Structured figure records
►

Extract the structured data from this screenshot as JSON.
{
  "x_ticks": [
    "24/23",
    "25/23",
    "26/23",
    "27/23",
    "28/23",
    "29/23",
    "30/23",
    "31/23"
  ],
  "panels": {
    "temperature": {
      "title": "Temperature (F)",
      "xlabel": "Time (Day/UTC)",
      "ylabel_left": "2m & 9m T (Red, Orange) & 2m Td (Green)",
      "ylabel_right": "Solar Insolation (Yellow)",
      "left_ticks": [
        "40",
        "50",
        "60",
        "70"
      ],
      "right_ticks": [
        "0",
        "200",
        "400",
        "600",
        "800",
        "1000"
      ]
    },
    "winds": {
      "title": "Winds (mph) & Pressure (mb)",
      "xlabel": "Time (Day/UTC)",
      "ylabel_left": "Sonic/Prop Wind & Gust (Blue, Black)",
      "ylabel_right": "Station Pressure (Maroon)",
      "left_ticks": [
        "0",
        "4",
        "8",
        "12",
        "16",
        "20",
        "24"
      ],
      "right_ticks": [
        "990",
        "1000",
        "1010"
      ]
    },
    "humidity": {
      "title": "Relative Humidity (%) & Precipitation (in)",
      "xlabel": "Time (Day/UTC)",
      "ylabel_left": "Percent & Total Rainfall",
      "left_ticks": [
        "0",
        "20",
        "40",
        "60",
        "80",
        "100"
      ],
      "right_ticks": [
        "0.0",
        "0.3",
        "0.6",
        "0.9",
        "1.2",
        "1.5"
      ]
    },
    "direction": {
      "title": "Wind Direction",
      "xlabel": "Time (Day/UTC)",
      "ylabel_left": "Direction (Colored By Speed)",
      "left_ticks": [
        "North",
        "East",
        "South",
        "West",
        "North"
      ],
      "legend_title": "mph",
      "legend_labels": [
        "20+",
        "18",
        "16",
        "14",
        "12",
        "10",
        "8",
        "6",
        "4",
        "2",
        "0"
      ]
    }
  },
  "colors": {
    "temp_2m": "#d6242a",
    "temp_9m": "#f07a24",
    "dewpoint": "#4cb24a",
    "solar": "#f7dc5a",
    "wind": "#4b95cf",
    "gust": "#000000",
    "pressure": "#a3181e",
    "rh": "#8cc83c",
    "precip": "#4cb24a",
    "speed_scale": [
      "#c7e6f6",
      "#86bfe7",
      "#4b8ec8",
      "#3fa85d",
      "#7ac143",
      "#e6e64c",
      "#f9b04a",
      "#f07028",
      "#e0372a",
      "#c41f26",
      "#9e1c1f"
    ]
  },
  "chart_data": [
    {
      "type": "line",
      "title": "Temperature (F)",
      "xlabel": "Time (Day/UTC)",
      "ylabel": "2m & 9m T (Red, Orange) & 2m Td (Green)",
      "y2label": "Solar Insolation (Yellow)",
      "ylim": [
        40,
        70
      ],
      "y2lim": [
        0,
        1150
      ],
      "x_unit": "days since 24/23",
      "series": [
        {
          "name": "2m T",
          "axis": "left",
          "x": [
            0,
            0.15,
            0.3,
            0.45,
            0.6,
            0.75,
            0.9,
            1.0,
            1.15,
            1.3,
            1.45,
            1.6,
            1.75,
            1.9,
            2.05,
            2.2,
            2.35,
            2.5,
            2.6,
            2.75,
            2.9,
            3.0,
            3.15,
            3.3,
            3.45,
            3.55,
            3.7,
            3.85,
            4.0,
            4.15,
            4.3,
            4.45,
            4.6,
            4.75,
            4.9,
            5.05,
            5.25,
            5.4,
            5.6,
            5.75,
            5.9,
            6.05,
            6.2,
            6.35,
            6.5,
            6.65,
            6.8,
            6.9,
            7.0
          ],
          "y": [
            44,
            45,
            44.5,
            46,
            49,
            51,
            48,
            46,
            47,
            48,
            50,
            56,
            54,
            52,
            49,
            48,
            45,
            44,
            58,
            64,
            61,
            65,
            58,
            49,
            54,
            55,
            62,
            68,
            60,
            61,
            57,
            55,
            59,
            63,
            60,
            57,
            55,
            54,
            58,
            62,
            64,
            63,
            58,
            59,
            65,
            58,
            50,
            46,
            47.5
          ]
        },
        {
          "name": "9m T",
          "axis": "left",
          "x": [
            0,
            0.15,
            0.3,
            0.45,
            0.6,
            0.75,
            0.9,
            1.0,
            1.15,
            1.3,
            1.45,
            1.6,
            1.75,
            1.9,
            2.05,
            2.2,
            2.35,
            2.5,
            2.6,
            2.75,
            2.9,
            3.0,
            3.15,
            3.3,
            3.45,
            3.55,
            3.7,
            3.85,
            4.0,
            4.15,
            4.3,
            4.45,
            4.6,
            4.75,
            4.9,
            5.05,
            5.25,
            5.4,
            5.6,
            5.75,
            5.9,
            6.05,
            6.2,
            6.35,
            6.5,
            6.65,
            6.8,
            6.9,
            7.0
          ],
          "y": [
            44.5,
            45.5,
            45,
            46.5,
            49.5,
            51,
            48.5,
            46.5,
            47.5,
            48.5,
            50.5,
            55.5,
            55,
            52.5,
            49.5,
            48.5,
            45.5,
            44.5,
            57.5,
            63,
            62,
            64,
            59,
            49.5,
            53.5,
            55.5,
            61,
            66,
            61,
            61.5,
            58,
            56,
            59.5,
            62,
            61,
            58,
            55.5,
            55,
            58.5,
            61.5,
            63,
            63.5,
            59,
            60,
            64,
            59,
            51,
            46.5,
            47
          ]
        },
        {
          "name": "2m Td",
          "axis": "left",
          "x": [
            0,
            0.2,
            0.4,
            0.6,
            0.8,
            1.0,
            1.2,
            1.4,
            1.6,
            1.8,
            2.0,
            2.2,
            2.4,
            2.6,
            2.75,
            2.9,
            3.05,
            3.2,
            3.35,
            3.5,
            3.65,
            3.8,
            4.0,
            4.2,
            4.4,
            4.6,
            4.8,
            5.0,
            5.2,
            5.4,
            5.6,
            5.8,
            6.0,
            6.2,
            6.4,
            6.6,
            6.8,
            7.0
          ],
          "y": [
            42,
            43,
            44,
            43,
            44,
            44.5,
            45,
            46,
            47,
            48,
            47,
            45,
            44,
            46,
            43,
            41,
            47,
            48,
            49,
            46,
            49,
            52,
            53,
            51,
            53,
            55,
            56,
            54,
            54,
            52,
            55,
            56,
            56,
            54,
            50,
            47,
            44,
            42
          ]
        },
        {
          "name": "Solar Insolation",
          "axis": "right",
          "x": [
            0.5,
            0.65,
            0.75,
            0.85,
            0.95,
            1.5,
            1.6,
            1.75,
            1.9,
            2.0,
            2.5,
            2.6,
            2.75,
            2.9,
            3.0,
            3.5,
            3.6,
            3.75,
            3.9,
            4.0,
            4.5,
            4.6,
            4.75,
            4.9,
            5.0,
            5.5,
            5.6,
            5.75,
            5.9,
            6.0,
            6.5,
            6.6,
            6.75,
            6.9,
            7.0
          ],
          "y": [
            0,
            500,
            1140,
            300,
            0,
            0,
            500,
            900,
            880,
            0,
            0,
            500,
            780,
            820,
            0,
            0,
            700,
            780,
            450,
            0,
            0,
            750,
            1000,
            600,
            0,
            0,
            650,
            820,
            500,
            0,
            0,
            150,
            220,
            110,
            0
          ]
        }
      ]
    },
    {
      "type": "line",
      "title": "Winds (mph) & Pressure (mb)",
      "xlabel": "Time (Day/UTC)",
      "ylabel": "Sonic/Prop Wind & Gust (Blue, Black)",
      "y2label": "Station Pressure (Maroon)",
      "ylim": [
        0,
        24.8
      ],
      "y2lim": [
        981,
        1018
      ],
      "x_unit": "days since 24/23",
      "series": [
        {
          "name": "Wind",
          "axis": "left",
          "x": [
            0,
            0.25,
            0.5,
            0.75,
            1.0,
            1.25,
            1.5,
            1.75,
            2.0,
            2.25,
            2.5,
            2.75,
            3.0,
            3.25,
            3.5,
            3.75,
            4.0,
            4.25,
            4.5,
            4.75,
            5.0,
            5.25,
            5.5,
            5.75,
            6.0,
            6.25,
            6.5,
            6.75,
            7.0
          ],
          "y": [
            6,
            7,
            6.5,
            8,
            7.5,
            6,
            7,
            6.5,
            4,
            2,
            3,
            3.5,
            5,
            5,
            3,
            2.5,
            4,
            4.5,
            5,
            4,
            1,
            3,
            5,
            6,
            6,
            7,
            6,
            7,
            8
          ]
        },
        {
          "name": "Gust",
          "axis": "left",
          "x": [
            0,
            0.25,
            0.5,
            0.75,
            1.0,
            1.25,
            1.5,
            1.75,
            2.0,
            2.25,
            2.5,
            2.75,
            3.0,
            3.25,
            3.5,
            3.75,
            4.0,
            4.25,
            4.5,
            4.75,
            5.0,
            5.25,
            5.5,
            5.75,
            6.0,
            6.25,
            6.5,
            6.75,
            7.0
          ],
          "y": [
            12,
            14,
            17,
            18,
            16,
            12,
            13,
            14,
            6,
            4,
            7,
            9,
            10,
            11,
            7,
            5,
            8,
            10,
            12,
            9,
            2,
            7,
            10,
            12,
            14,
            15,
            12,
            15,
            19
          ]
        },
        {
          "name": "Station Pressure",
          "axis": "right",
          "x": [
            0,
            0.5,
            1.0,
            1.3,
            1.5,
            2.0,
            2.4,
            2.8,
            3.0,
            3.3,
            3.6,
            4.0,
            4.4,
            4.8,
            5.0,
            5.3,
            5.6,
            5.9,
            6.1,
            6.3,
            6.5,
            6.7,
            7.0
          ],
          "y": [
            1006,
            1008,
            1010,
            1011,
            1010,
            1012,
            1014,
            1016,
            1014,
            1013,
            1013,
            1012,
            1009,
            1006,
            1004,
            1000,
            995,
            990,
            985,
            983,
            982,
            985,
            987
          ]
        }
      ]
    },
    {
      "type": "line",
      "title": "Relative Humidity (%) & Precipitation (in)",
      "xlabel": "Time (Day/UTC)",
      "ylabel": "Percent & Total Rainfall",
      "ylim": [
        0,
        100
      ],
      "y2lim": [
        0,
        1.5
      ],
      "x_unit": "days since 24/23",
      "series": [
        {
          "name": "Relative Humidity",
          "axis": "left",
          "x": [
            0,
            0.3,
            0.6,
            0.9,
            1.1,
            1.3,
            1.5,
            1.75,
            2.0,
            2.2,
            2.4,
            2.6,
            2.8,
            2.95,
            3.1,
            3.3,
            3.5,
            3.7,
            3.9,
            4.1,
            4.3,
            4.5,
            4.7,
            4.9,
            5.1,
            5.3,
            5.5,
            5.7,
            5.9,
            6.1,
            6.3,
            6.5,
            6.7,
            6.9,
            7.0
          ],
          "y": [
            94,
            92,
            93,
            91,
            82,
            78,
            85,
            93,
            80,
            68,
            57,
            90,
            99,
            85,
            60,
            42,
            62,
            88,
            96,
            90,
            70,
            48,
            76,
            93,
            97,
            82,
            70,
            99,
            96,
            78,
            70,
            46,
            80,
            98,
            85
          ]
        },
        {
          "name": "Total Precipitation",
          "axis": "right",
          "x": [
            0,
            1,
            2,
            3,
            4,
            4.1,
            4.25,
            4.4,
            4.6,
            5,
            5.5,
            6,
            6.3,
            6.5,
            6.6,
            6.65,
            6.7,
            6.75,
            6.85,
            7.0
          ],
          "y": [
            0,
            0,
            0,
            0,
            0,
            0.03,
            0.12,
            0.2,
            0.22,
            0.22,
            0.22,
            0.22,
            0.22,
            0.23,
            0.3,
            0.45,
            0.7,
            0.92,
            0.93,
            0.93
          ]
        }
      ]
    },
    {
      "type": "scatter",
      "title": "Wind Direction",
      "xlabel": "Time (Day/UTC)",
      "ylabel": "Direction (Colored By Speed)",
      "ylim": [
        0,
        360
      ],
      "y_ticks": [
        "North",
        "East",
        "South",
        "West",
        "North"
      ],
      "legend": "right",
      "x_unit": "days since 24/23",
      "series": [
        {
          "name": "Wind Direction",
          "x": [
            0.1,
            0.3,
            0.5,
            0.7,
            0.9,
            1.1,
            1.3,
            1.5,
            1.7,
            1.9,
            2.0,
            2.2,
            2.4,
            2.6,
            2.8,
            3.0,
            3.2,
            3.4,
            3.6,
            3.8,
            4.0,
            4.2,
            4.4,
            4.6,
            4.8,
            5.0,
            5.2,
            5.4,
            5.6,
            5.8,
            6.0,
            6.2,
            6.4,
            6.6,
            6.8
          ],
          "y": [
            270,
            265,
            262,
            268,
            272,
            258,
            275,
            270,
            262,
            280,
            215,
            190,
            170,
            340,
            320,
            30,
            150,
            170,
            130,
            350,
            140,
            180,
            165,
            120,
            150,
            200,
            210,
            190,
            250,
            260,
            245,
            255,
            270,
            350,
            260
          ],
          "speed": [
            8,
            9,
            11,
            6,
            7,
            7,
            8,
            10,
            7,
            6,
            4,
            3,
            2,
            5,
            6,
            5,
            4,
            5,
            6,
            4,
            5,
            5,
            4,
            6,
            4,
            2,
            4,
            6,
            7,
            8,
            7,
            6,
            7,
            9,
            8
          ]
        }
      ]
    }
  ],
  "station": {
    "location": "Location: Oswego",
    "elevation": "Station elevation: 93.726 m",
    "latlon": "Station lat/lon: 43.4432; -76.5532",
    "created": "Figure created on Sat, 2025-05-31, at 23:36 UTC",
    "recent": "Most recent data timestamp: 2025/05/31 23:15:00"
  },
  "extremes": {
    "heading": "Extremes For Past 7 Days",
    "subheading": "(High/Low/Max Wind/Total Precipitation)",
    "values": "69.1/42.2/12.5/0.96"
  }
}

◄

__Exercise task__: Copy every line of the records above that holds the word "Colored".

__Response to this task__:
      "ylabel_left": "Direction (Colored By Speed)",
      "ylabel": "Direction (Colored By Speed)",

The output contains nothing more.